Listed records Block Start
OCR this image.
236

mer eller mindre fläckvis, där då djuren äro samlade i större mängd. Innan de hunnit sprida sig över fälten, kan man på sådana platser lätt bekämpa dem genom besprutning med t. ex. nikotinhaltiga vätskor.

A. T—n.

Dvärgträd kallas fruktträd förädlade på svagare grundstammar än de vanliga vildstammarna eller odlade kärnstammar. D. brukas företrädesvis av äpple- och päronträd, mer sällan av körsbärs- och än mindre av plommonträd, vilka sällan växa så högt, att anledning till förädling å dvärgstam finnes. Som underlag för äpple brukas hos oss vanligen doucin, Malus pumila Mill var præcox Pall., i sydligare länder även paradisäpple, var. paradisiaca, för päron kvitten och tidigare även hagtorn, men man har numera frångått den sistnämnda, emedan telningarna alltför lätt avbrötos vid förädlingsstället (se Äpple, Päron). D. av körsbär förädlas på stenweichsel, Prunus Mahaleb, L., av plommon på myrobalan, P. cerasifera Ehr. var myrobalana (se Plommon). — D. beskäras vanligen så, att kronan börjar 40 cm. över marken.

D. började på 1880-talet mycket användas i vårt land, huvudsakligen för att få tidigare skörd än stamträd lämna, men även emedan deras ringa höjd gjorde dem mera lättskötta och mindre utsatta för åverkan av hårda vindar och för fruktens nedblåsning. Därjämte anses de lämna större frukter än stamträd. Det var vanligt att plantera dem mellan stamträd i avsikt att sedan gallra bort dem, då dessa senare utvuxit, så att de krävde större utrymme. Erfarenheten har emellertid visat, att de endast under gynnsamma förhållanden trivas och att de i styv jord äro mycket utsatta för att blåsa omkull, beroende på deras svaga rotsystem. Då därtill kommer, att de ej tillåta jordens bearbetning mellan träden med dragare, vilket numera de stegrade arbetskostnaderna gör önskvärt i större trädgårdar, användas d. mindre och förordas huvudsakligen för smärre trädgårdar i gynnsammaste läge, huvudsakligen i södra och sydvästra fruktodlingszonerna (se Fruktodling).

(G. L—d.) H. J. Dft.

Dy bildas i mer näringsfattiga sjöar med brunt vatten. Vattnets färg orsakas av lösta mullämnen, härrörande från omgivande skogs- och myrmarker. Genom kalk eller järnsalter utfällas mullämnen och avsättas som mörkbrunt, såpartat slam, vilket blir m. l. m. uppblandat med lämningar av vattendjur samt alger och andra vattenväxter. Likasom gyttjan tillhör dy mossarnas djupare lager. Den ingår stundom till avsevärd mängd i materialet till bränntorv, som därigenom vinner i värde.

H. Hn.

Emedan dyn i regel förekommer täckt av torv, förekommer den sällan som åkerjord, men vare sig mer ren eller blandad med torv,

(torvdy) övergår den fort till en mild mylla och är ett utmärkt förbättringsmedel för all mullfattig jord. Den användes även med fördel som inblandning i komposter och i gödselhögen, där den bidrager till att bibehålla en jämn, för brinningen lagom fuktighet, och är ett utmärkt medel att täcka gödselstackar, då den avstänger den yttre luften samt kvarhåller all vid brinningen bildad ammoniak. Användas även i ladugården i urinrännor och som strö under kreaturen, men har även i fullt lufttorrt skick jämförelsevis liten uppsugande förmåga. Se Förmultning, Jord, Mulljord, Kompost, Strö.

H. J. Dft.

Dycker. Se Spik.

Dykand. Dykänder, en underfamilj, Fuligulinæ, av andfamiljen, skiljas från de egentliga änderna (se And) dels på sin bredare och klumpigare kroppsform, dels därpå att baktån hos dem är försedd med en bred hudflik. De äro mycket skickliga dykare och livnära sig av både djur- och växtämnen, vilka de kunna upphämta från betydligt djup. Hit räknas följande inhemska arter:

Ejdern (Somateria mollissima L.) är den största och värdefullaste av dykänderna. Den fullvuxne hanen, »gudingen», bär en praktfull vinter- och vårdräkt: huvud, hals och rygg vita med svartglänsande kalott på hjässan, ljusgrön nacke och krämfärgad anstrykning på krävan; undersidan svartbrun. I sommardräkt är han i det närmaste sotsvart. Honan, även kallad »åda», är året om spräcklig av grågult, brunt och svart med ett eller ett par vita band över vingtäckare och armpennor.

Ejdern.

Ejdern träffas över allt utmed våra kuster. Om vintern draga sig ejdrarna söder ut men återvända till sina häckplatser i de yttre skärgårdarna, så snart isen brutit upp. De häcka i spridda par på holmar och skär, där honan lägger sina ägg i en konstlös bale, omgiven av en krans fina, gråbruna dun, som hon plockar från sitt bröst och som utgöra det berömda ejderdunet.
Listed records Block End
_Work to be completed_:
Retype each entry without altering a single word.

_Response_:
OCR this image.
236

mer eller mindre fläckvis, där då djuren äro samlade i större mängd. Innan de hunnit sprida sig över fälten, kan man på sådana platser lätt bekämpa dem genom besprutning med t. ex. nikotinhaltiga vätskor.

A. T—n.

Dvärgträd kallas fruktträd förädlade på svagare grundstammar än de vanliga vildstammarna eller odlade kärnstammar. D. brukas företrädesvis av äpple- och päronträd, mer sällan av körsbärs- och än mindre av plommonträd, vilka sällan växa så högt, att anledning till förädling å dvärgstam finnes. Som underlag för äpple brukas hos oss vanligen doucin, Malus pumila Mill var præcox Pall., i sydligare länder även paradisäpple, var. paradisiaca, för päron kvitten och tidigare även hagtorn, men man har numera frångått den sistnämnda, emedan telningarna alltför lätt avbrötos vid förädlingsstället (se Äpple, Päron). D. av körsbär förädlas på stenweichsel, Prunus Mahaleb, L., av plommon på myrobalan, P. cerasifera Ehr. var myrobalana (se Plommon). — D. beskäras vanligen så, att kronan börjar 40 cm. över marken.

D. började på 1880-talet mycket användas i vårt land, huvudsakligen för att få tidigare skörd än stamträd lämna, men även emedan deras ringa höjd gjorde dem mera lättskötta och mindre utsatta för åverkan av hårda vindar och för fruktens nedblåsning. Därjämte anses de lämna större frukter än stamträd. Det var vanligt att plantera dem mellan stamträd i avsikt att sedan gallra bort dem, då dessa senare utvuxit, så att de krävde större utrymme. Erfarenheten har emellertid visat, att de endast under gynnsamma förhållanden trivas och att de i styv jord äro mycket utsatta för att blåsa omkull, beroende på deras svaga rotsystem. Då därtill kommer, att de ej tillåta jordens bearbetning mellan träden med dragare, vilket numera de stegrade arbetskostnaderna gör önskvärt i större trädgårdar, användas d. mindre och förordas huvudsakligen för smärre trädgårdar i gynnsammaste läge, huvudsakligen i södra och sydvästra fruktodlingszonerna (se Fruktodling).

(G. L—d.) H. J. Dft.

Dy bildas i mer näringsfattiga sjöar med brunt vatten. Vattnets färg orsakas av lösta mullämnen, härrörande från omgivande skogs- och myrmarker. Genom kalk eller järnsalter utfällas mullämnen och avsättas som mörkbrunt, såpartat slam, vilket blir m. l. m. uppblandat med lämningar av vattendjur samt alger och andra vattenväxter. Likasom gyttjan tillhör dy mossarnas djupare lager. Den ingår stundom till avsevärd mängd i materialet till bränntorv, som därigenom vinner i värde.

H. Hn.

Emedan dyn i regel förekommer täckt av torv, förekommer den sällan som åkerjord, men vare sig mer ren eller blandad med torv,

(torvdy) övergår den fort till en mild mylla och är ett utmärkt förbättringsmedel för all mullfattig jord. Den användes även med fördel som inblandning i komposter och i gödselhögen, där den bidrager till att bibehålla en jämn, för brinningen lagom fuktighet, och är ett utmärkt medel att täcka gödselstackar, då den avstänger den yttre luften samt kvarhåller all vid brinningen bildad ammoniak. Användas även i ladugården i urinrännor och som strö under kreaturen, men har även i fullt lufttorrt skick jämförelsevis liten uppsugande förmåga. Se Förmultning, Jord, Mulljord, Kompost, Strö.

H. J. Dft.

Dycker. Se Spik.

Dykand. Dykänder, en underfamilj, Fuligulinæ, av andfamiljen, skiljas från de egentliga änderna (se And) dels på sin bredare och klumpigare kroppsform, dels därpå att baktån hos dem är försedd med en bred hudflik. De äro mycket skickliga dykare och livnära sig av både djur- och växtämnen, vilka de kunna upphämta från betydligt djup. Hit räknas följande inhemska arter:

Ejdern (Somateria mollissima L.) är den största och värdefullaste av dykänderna. Den fullvuxne hanen, »gudingen», bär en praktfull vinter- och vårdräkt: huvud, hals och rygg vita med svartglänsande kalott på hjässan, ljusgrön nacke och krämfärgad anstrykning på krävan; undersidan svartbrun. I sommardräkt är han i det närmaste sotsvart. Honan, även kallad »åda», är året om spräcklig av grågult, brunt och svart med ett eller ett par vita band över vingtäckare och armpennor.

Ejdern.

Ejdern träffas över allt utmed våra kuster. Om vintern draga sig ejdrarna söder ut men återvända till sina häckplatser i de yttre skärgårdarna, så snart isen brutit upp. De häcka i spridda par på holmar och skär, där honan lägger sina ägg i en konstlös bale, omgiven av en krans fina, gråbruna dun, som hon plockar från sitt bröst och som utgöra det berömda ejderdunet.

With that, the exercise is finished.